■ Requirement: Determine which lines contain the word "height", then copy those lines.

──────

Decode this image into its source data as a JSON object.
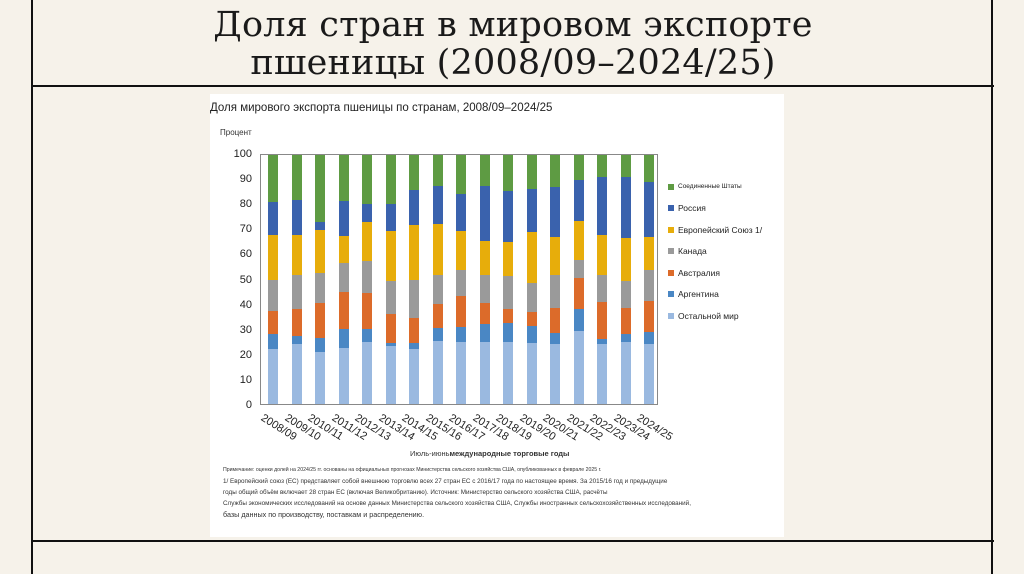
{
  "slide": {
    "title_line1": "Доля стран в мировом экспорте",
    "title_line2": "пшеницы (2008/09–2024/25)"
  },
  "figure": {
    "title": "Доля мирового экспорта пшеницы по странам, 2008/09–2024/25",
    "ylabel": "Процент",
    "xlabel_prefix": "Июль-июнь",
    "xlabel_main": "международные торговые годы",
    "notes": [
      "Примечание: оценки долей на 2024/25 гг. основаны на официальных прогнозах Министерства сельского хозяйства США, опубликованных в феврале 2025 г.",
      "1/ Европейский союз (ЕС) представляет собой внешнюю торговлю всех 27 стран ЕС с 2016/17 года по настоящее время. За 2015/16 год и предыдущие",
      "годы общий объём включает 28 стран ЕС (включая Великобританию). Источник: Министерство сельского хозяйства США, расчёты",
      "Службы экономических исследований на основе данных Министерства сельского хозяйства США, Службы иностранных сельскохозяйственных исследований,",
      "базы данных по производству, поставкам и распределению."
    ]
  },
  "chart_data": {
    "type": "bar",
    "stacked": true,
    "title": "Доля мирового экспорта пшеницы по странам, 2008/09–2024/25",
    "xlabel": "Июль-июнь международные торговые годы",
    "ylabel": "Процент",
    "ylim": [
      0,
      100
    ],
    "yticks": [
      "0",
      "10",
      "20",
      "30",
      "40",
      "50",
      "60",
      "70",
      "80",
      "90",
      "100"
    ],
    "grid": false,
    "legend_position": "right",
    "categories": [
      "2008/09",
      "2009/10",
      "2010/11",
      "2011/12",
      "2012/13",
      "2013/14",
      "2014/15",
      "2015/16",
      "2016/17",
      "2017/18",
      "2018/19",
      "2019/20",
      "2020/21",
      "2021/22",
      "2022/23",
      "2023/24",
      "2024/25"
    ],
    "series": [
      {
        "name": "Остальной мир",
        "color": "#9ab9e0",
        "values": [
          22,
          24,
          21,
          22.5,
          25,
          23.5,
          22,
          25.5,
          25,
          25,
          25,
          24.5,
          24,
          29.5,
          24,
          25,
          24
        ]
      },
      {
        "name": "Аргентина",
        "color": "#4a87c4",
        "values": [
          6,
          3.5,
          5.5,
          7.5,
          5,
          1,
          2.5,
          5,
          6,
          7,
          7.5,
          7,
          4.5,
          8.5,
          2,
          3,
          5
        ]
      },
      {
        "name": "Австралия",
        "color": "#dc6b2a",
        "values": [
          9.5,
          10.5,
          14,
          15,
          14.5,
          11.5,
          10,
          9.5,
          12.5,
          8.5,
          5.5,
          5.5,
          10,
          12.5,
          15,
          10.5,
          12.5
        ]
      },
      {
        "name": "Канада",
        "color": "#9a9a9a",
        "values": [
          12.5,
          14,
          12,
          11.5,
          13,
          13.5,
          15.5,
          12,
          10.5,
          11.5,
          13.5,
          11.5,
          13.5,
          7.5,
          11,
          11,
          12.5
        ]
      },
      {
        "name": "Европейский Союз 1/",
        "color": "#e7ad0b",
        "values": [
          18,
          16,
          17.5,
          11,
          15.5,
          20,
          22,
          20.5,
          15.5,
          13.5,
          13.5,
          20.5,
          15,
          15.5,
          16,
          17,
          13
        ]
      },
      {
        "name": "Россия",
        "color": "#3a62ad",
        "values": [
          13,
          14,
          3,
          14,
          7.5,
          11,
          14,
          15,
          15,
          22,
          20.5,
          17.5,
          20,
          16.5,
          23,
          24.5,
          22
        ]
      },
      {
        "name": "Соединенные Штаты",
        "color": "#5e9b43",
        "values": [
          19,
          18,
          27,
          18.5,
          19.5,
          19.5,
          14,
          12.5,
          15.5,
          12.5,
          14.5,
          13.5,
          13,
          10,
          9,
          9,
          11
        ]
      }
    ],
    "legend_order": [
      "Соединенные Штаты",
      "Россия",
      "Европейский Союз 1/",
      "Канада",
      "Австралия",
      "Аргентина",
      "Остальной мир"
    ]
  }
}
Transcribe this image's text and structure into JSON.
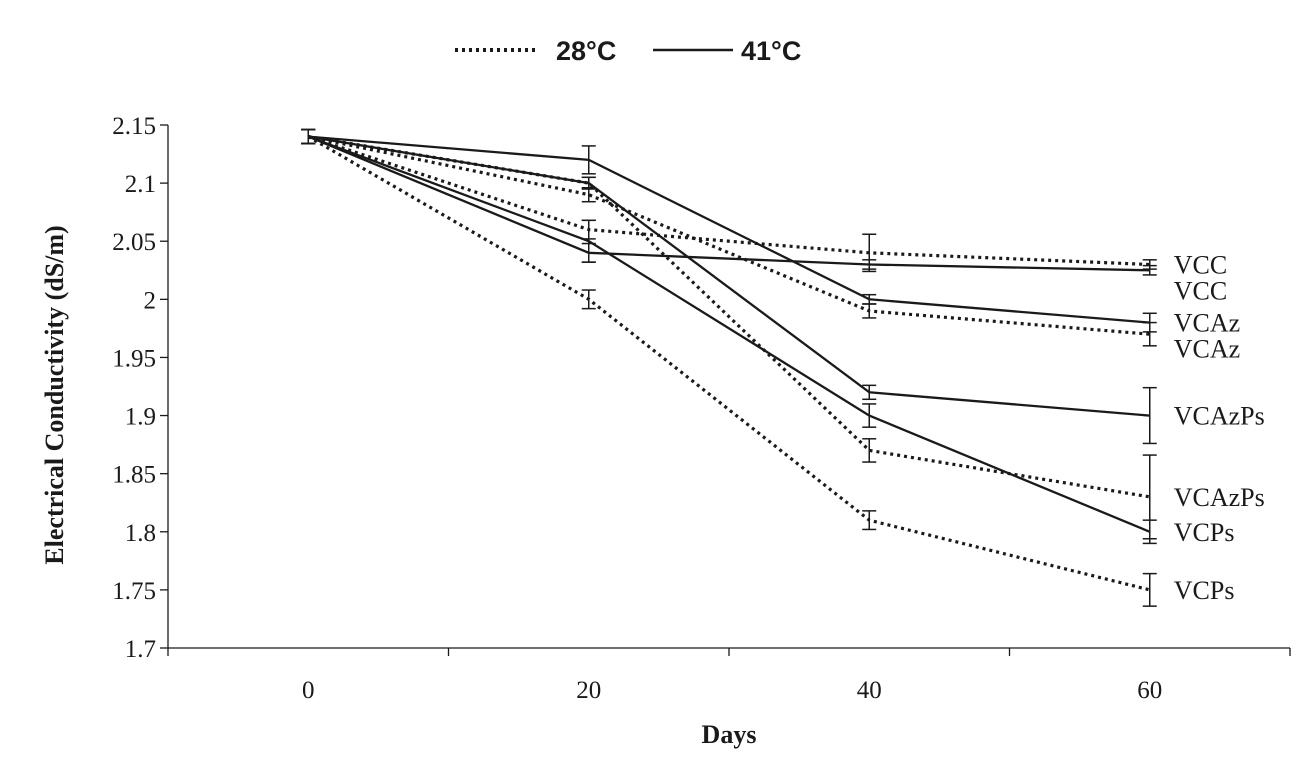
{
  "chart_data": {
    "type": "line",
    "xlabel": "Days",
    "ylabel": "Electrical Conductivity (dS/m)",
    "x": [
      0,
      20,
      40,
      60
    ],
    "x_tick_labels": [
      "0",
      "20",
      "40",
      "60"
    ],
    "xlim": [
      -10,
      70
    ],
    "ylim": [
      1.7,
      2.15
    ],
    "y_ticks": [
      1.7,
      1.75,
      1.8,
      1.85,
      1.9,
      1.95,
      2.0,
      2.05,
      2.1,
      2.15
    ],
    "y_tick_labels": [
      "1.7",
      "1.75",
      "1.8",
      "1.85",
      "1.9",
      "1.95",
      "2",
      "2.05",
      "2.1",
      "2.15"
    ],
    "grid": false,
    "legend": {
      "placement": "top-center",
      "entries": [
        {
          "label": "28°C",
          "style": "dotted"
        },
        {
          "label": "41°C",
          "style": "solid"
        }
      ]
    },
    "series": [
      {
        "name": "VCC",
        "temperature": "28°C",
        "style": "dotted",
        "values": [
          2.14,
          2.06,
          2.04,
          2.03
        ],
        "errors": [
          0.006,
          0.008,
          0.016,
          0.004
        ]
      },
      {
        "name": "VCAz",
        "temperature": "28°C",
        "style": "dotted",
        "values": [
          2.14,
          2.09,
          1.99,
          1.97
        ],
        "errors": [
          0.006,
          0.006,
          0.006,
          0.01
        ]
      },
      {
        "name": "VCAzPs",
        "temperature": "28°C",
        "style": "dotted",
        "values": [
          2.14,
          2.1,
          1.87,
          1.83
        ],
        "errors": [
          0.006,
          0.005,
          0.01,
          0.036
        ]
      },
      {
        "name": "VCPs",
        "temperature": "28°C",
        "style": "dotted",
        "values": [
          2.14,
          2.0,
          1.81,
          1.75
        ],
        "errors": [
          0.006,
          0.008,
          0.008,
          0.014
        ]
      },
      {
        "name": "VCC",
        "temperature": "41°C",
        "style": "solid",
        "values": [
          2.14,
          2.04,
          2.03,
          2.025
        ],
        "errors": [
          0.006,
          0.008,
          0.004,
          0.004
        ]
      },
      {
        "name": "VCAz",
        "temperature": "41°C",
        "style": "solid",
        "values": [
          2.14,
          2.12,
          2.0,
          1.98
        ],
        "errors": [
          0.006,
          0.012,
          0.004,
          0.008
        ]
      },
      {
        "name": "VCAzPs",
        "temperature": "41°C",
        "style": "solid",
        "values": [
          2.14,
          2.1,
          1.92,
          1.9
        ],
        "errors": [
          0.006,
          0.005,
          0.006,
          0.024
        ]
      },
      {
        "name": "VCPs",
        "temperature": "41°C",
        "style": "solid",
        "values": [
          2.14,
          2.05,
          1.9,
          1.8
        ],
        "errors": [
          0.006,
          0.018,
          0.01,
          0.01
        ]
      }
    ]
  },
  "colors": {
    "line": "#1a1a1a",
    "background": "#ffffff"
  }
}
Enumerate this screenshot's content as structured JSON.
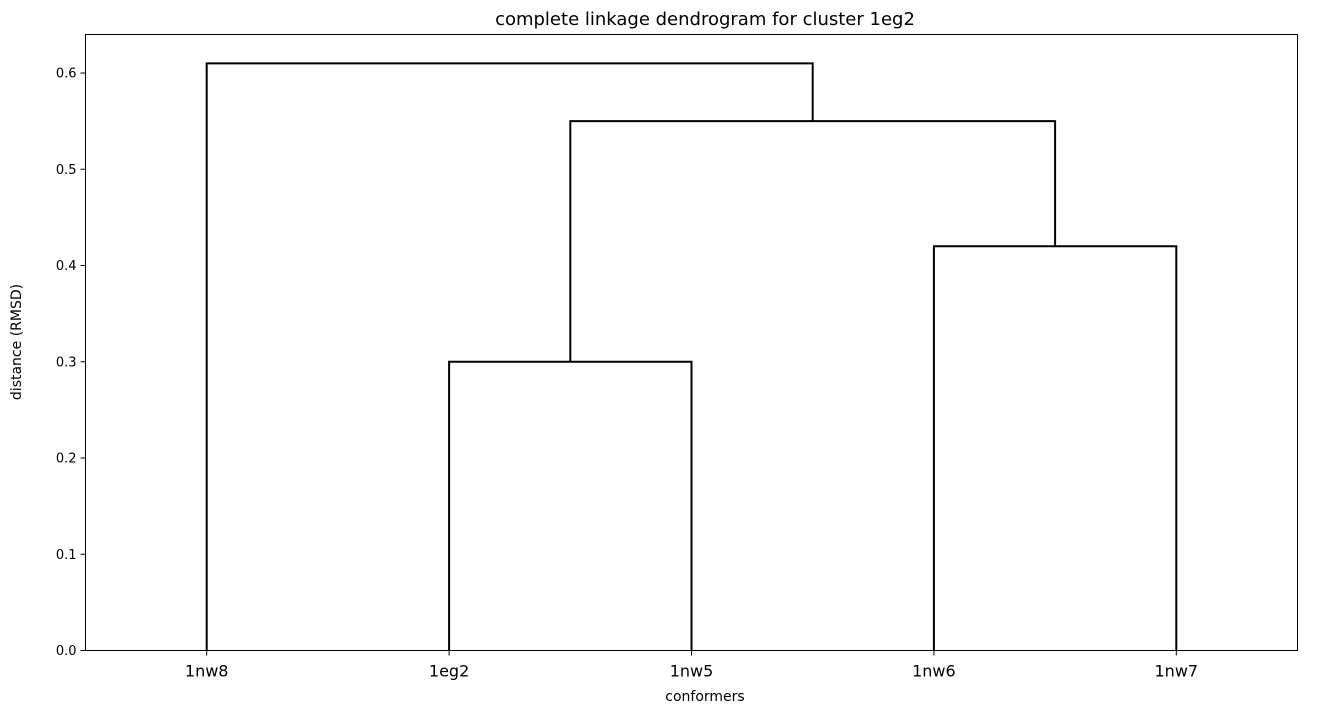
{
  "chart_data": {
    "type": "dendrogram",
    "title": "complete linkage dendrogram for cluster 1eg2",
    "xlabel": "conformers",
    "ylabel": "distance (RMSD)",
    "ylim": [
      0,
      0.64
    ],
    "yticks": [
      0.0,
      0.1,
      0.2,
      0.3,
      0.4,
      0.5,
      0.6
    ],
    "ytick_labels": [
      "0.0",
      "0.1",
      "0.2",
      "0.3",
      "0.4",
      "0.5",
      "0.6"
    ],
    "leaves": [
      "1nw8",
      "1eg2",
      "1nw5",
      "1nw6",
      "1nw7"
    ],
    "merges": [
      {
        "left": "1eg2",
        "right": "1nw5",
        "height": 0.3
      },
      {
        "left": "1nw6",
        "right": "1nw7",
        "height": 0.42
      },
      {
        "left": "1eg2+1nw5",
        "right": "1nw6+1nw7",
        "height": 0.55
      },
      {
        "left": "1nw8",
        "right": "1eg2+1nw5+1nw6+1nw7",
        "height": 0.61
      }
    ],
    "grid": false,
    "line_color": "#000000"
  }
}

──────

■ Result for this exercise:
        "height": 0.3
        "height": 0.42
        "height": 0.55
        "height": 0.61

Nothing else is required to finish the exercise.